─── Data for processing

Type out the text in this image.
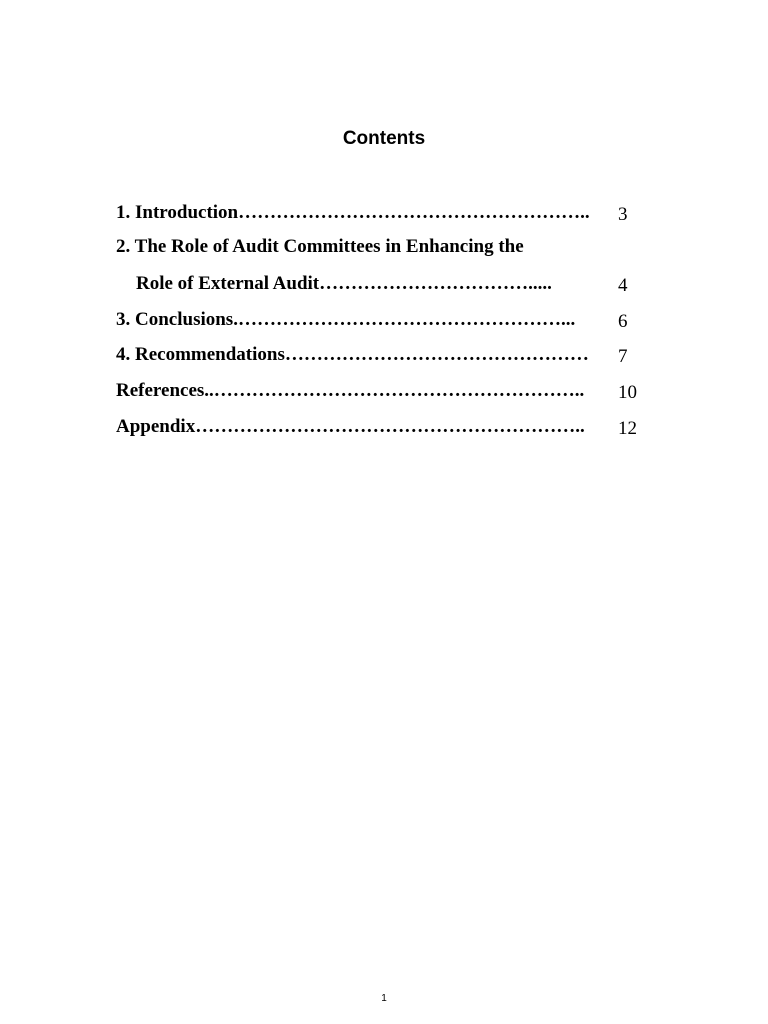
Contents
1. Introduction………………………………………………..	3
2. The Role of Audit Committees in Enhancing the
Role of External Audit…………………………….....	4
3. Conclusions.……………………………………………...	6
4. Recommendations…………………………………………	7
References..…………………………………………………..	10
Appendix……………………………………………………..	12
1
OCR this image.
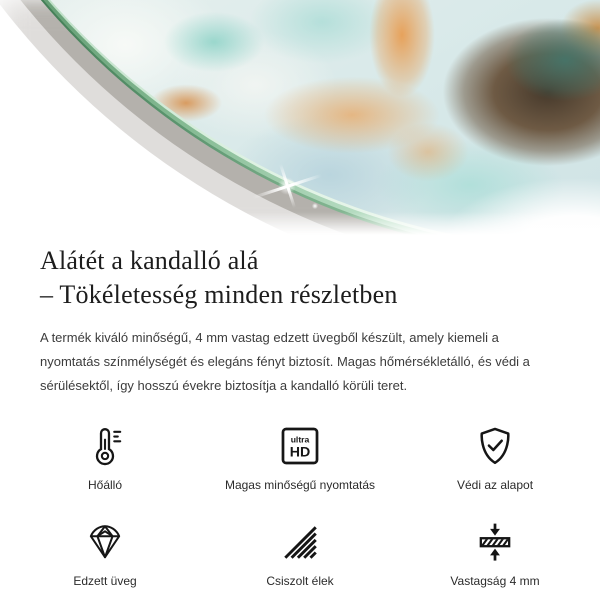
Alátét a kandalló alá
– Tökéletesség minden részletben

A termék kiváló minőségű, 4 mm vastag edzett üvegből készült, amely kiemeli a nyomtatás színmélységét és elegáns fényt biztosít. Magas hőmérsékletálló, és védi a sérülésektől, így hosszú évekre biztosítja a kandalló körüli teret.

Hőálló
ultra
HD
Magas minőségű nyomtatás	Védi az alapot
Edzett üveg	Csiszolt élek	Vastagság 4 mm
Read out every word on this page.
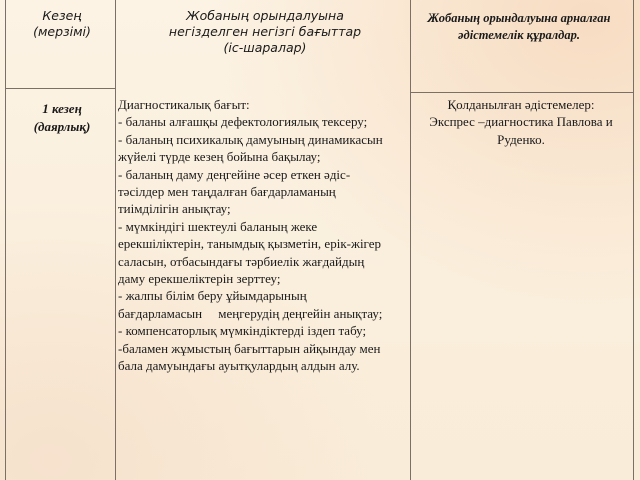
Кезең
(мерзімі)
Жобаның орындалуына
негізделген негізгі бағыттар
(іс-шаралар)
Жобаның орындалуына арналған
әдістемелік құралдар.
1 кезең
(даярлық)
Диагностикалық бағыт:
- баланы алғашқы дефектологиялық тексеру;
- баланың психикалық дамуының динамикасын
жүйелі түрде кезең бойына бақылау;
- баланың даму деңгейіне әсер еткен әдіс-
тәсілдер мен таңдалған бағдарламаның
тиімділігін анықтау;
- мүмкіндігі шектеулі баланың жеке
ерекшіліктерін, танымдық қызметін, ерік-жігер
саласын, отбасындағы тәрбиелік жағдайдың
даму ерекшеліктерін зерттеу;
- жалпы білім беру ұйымдарының
бағдарламасын     меңгерудің деңгейін анықтау;
- компенсаторлық мүмкіндіктерді іздеп табу;
-баламен жұмыстың бағыттарын айқындау мен
бала дамуындағы ауытқулардың алдын алу.
Қолданылған әдістемелер:
Экспрес –диагностика Павлова и
Руденко.
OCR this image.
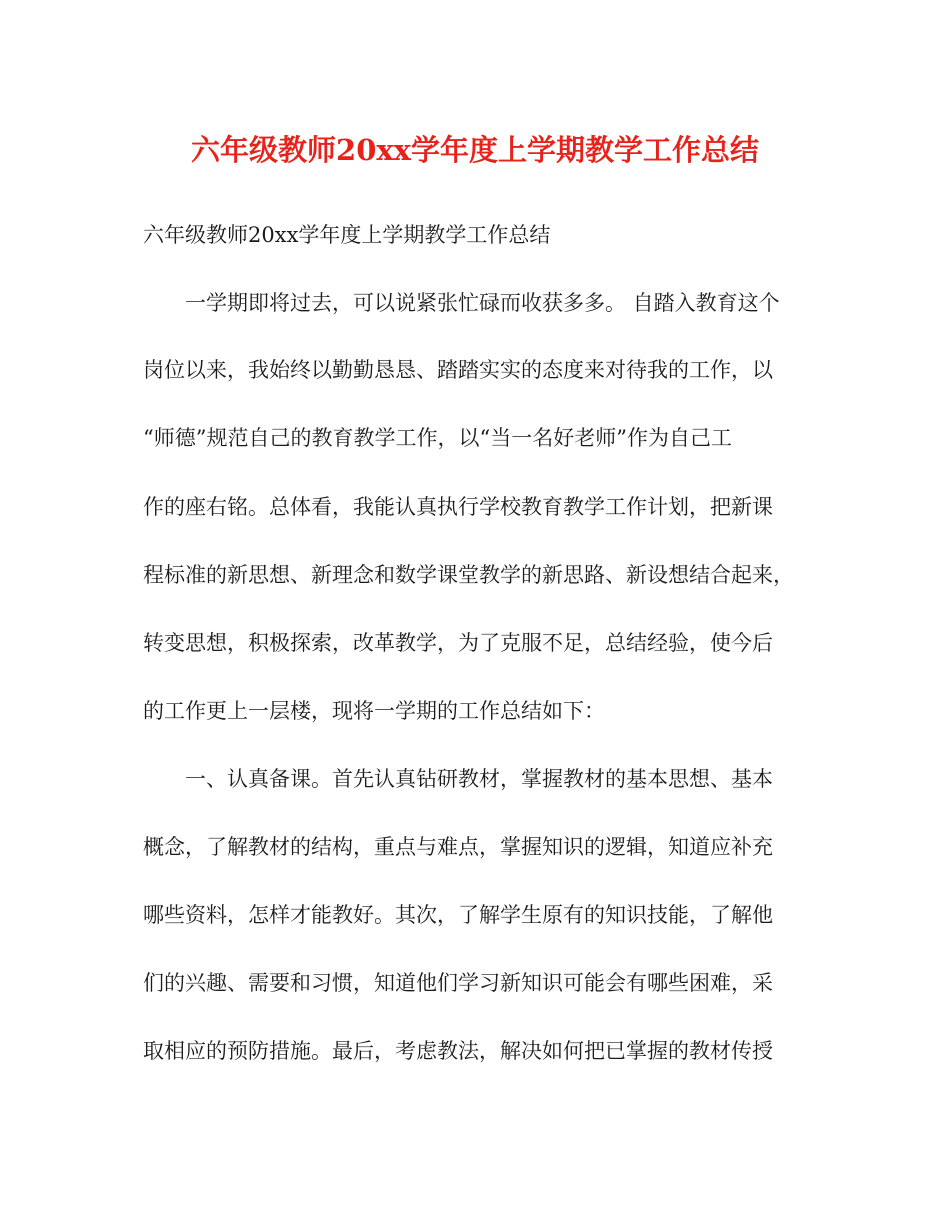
六年级教师20xx学年度上学期教学工作总结
六年级教师20xx学年度上学期教学工作总结
一学期即将过去，可以说紧张忙碌而收获多多。 自踏入教育这个
岗位以来，我始终以勤勤恳恳、踏踏实实的态度来对待我的工作，以
“师德”规范自己的教育教学工作，以“当一名好老师”作为自己工
作的座右铭。总体看，我能认真执行学校教育教学工作计划，把新课
程标准的新思想、新理念和数学课堂教学的新思路、新设想结合起来，
转变思想，积极探索，改革教学，为了克服不足，总结经验，使今后
的工作更上一层楼，现将一学期的工作总结如下：
一、认真备课。首先认真钻研教材，掌握教材的基本思想、基本
概念，了解教材的结构，重点与难点，掌握知识的逻辑，知道应补充
哪些资料，怎样才能教好。其次，了解学生原有的知识技能，了解他
们的兴趣、需要和习惯，知道他们学习新知识可能会有哪些困难，采
取相应的预防措施。最后，考虑教法，解决如何把已掌握的教材传授
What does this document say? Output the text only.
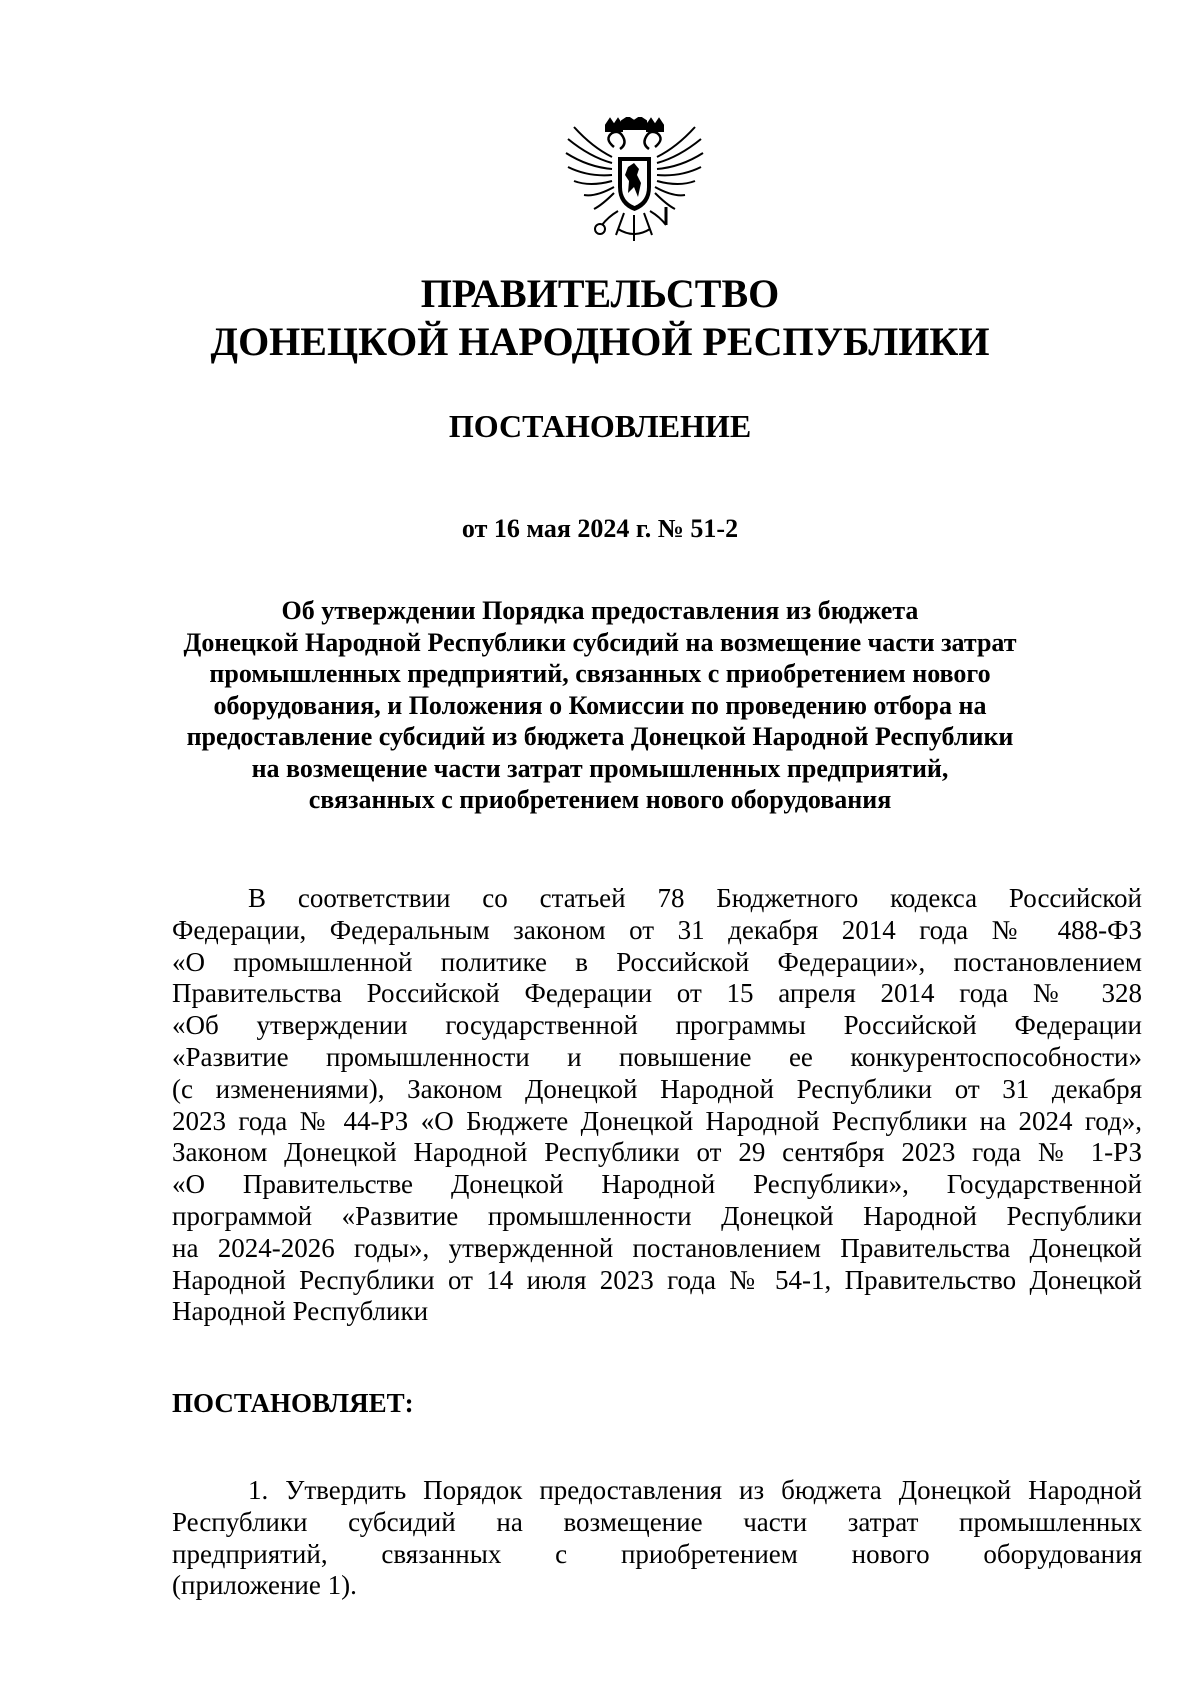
ПРАВИТЕЛЬСТВО
ДОНЕЦКОЙ НАРОДНОЙ РЕСПУБЛИКИ
ПОСТАНОВЛЕНИЕ
от 16 мая 2024 г. № 51-2
Об утверждении Порядка предоставления из бюджета
Донецкой Народной Республики субсидий на возмещение части затрат
промышленных предприятий, связанных с приобретением нового
оборудования, и Положения о Комиссии по проведению отбора на
предоставление субсидий из бюджета Донецкой Народной Республики
на возмещение части затрат промышленных предприятий,
связанных с приобретением нового оборудования
В соответствии со статьей 78 Бюджетного кодекса Российской
Федерации, Федеральным законом от 31 декабря 2014 года № 488-ФЗ
«О промышленной политике в Российской Федерации», постановлением
Правительства Российской Федерации от 15 апреля 2014 года № 328
«Об утверждении государственной программы Российской Федерации
«Развитие промышленности и повышение ее конкурентоспособности»
(с изменениями), Законом Донецкой Народной Республики от 31 декабря
2023 года № 44-РЗ «О Бюджете Донецкой Народной Республики на 2024 год»,
Законом Донецкой Народной Республики от 29 сентября 2023 года № 1-РЗ
«О Правительстве Донецкой Народной Республики», Государственной
программой «Развитие промышленности Донецкой Народной Республики
на 2024-2026 годы», утвержденной постановлением Правительства Донецкой
Народной Республики от 14 июля 2023 года № 54-1, Правительство Донецкой
Народной Республики
ПОСТАНОВЛЯЕТ:
1. Утвердить Порядок предоставления из бюджета Донецкой Народной
Республики субсидий на возмещение части затрат промышленных
предприятий, связанных с приобретением нового оборудования
(приложение 1).
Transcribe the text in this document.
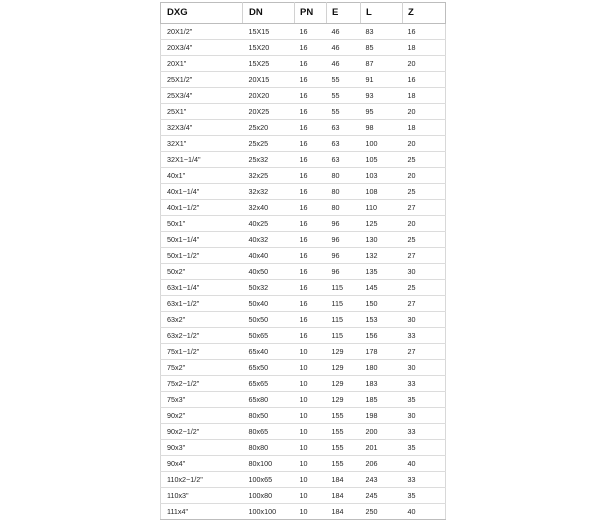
DXG	DN	PN	E	L	Z
20X1/2"	15X15	16	46	83	16
20X3/4"	15X20	16	46	85	18
20X1"	15X25	16	46	87	20
25X1/2"	20X15	16	55	91	16
25X3/4"	20X20	16	55	93	18
25X1"	20X25	16	55	95	20
32X3/4"	25x20	16	63	98	18
32X1"	25x25	16	63	100	20
32X1−1/4"	25x32	16	63	105	25
40x1"	32x25	16	80	103	20
40x1−1/4"	32x32	16	80	108	25
40x1−1/2"	32x40	16	80	110	27
50x1"	40x25	16	96	125	20
50x1−1/4"	40x32	16	96	130	25
50x1−1/2"	40x40	16	96	132	27
50x2"	40x50	16	96	135	30
63x1−1/4"	50x32	16	115	145	25
63x1−1/2"	50x40	16	115	150	27
63x2"	50x50	16	115	153	30
63x2−1/2"	50x65	16	115	156	33
75x1−1/2"	65x40	10	129	178	27
75x2"	65x50	10	129	180	30
75x2−1/2"	65x65	10	129	183	33
75x3"	65x80	10	129	185	35
90x2"	80x50	10	155	198	30
90x2−1/2"	80x65	10	155	200	33
90x3"	80x80	10	155	201	35
90x4"	80x100	10	155	206	40
110x2−1/2"	100x65	10	184	243	33
110x3"	100x80	10	184	245	35
111x4"	100x100	10	184	250	40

──────

Task description >> Wherever "приобретением" shows up in a line, copy that line.

Full solution >>
промышленных предприятий, связанных с приобретением нового
связанных с приобретением нового оборудования
предприятий, связанных с приобретением нового оборудования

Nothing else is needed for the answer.